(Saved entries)

══════

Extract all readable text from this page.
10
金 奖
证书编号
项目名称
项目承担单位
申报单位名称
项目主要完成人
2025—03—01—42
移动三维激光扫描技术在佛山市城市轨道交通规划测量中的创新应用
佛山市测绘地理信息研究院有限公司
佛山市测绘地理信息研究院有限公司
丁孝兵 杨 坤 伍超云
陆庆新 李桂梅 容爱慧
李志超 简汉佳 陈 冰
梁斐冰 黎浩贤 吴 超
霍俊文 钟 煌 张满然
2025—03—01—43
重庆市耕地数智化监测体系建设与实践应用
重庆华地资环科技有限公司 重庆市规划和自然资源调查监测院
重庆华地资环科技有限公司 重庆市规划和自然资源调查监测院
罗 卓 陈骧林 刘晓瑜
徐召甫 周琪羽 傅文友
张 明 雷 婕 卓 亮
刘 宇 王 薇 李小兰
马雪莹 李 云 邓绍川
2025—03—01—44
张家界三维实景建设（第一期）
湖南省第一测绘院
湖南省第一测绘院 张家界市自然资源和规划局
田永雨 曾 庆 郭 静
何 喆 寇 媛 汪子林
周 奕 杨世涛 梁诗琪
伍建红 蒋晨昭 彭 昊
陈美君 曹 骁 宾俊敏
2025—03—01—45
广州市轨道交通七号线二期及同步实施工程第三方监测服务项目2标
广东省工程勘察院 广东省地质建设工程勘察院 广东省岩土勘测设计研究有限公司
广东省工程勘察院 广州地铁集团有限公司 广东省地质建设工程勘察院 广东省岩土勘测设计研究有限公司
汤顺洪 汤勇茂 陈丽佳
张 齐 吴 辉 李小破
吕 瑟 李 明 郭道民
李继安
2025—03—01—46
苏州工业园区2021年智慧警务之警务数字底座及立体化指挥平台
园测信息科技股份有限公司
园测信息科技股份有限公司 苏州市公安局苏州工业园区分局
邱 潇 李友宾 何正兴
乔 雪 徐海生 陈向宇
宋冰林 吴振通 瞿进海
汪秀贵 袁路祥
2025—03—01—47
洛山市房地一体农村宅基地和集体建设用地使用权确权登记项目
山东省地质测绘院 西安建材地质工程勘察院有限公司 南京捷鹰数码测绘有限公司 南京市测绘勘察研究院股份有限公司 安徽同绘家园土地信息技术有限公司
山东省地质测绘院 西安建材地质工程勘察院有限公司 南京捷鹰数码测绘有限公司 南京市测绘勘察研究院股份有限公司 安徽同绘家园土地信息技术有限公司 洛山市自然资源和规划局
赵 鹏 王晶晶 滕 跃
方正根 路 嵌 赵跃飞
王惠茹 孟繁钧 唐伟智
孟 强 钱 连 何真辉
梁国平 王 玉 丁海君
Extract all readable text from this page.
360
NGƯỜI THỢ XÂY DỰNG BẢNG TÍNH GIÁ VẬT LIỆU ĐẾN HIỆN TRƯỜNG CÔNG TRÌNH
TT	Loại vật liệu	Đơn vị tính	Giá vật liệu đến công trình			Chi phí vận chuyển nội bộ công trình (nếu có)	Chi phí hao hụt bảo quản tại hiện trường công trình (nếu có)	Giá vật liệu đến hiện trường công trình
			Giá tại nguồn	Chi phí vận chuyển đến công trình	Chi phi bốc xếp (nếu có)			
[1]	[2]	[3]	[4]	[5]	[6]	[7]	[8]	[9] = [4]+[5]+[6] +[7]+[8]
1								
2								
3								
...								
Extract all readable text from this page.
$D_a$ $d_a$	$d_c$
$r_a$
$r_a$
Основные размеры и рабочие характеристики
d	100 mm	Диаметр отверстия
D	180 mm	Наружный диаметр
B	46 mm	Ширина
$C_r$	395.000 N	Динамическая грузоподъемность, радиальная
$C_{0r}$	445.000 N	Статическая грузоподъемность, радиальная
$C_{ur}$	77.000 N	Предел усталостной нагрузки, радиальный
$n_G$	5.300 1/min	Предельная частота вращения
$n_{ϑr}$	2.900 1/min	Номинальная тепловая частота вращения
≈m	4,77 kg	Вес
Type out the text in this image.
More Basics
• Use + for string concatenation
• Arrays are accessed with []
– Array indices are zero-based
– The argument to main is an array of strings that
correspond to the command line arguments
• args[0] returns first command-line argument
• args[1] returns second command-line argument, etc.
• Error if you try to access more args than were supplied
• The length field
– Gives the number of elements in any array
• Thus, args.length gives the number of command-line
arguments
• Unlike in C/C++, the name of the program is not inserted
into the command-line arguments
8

══════

(Task instructions)
Your task is to transcribe the listing above in full, exactly as given.

(Solution to the exercise)
Extract all readable text from this page.
10
金 奖
证书编号
项目名称
项目承担单位
申报单位名称
项目主要完成人
2025—03—01—42
移动三维激光扫描技术在佛山市城市轨道交通规划测量中的创新应用
佛山市测绘地理信息研究院有限公司
佛山市测绘地理信息研究院有限公司
丁孝兵 杨 坤 伍超云
陆庆新 李桂梅 容爱慧
李志超 简汉佳 陈 冰
梁斐冰 黎浩贤 吴 超
霍俊文 钟 煌 张满然
2025—03—01—43
重庆市耕地数智化监测体系建设与实践应用
重庆华地资环科技有限公司 重庆市规划和自然资源调查监测院
重庆华地资环科技有限公司 重庆市规划和自然资源调查监测院
罗 卓 陈骧林 刘晓瑜
徐召甫 周琪羽 傅文友
张 明 雷 婕 卓 亮
刘 宇 王 薇 李小兰
马雪莹 李 云 邓绍川
2025—03—01—44
张家界三维实景建设（第一期）
湖南省第一测绘院
湖南省第一测绘院 张家界市自然资源和规划局
田永雨 曾 庆 郭 静
何 喆 寇 媛 汪子林
周 奕 杨世涛 梁诗琪
伍建红 蒋晨昭 彭 昊
陈美君 曹 骁 宾俊敏
2025—03—01—45
广州市轨道交通七号线二期及同步实施工程第三方监测服务项目2标
广东省工程勘察院 广东省地质建设工程勘察院 广东省岩土勘测设计研究有限公司
广东省工程勘察院 广州地铁集团有限公司 广东省地质建设工程勘察院 广东省岩土勘测设计研究有限公司
汤顺洪 汤勇茂 陈丽佳
张 齐 吴 辉 李小破
吕 瑟 李 明 郭道民
李继安
2025—03—01—46
苏州工业园区2021年智慧警务之警务数字底座及立体化指挥平台
园测信息科技股份有限公司
园测信息科技股份有限公司 苏州市公安局苏州工业园区分局
邱 潇 李友宾 何正兴
乔 雪 徐海生 陈向宇
宋冰林 吴振通 瞿进海
汪秀贵 袁路祥
2025—03—01—47
洛山市房地一体农村宅基地和集体建设用地使用权确权登记项目
山东省地质测绘院 西安建材地质工程勘察院有限公司 南京捷鹰数码测绘有限公司 南京市测绘勘察研究院股份有限公司 安徽同绘家园土地信息技术有限公司
山东省地质测绘院 西安建材地质工程勘察院有限公司 南京捷鹰数码测绘有限公司 南京市测绘勘察研究院股份有限公司 安徽同绘家园土地信息技术有限公司 洛山市自然资源和规划局
赵 鹏 王晶晶 滕 跃
方正根 路 嵌 赵跃飞
王惠茹 孟繁钧 唐伟智
孟 强 钱 连 何真辉
梁国平 王 玉 丁海君
Extract all readable text from this page.
360
NGƯỜI THỢ XÂY DỰNG BẢNG TÍNH GIÁ VẬT LIỆU ĐẾN HIỆN TRƯỜNG CÔNG TRÌNH
TT	Loại vật liệu	Đơn vị tính	Giá vật liệu đến công trình			Chi phí vận chuyển nội bộ công trình (nếu có)	Chi phí hao hụt bảo quản tại hiện trường công trình (nếu có)	Giá vật liệu đến hiện trường công trình
			Giá tại nguồn	Chi phí vận chuyển đến công trình	Chi phi bốc xếp (nếu có)			
[1]	[2]	[3]	[4]	[5]	[6]	[7]	[8]	[9] = [4]+[5]+[6] +[7]+[8]
1								
2								
3								
...								
Extract all readable text from this page.
$D_a$ $d_a$	$d_c$
$r_a$
$r_a$
Основные размеры и рабочие характеристики
d	100 mm	Диаметр отверстия
D	180 mm	Наружный диаметр
B	46 mm	Ширина
$C_r$	395.000 N	Динамическая грузоподъемность, радиальная
$C_{0r}$	445.000 N	Статическая грузоподъемность, радиальная
$C_{ur}$	77.000 N	Предел усталостной нагрузки, радиальный
$n_G$	5.300 1/min	Предельная частота вращения
$n_{ϑr}$	2.900 1/min	Номинальная тепловая частота вращения
≈m	4,77 kg	Вес
Type out the text in this image.
More Basics
• Use + for string concatenation
• Arrays are accessed with []
– Array indices are zero-based
– The argument to main is an array of strings that
correspond to the command line arguments
• args[0] returns first command-line argument
• args[1] returns second command-line argument, etc.
• Error if you try to access more args than were supplied
• The length field
– Gives the number of elements in any array
• Thus, args.length gives the number of command-line
arguments
• Unlike in C/C++, the name of the program is not inserted
into the command-line arguments
8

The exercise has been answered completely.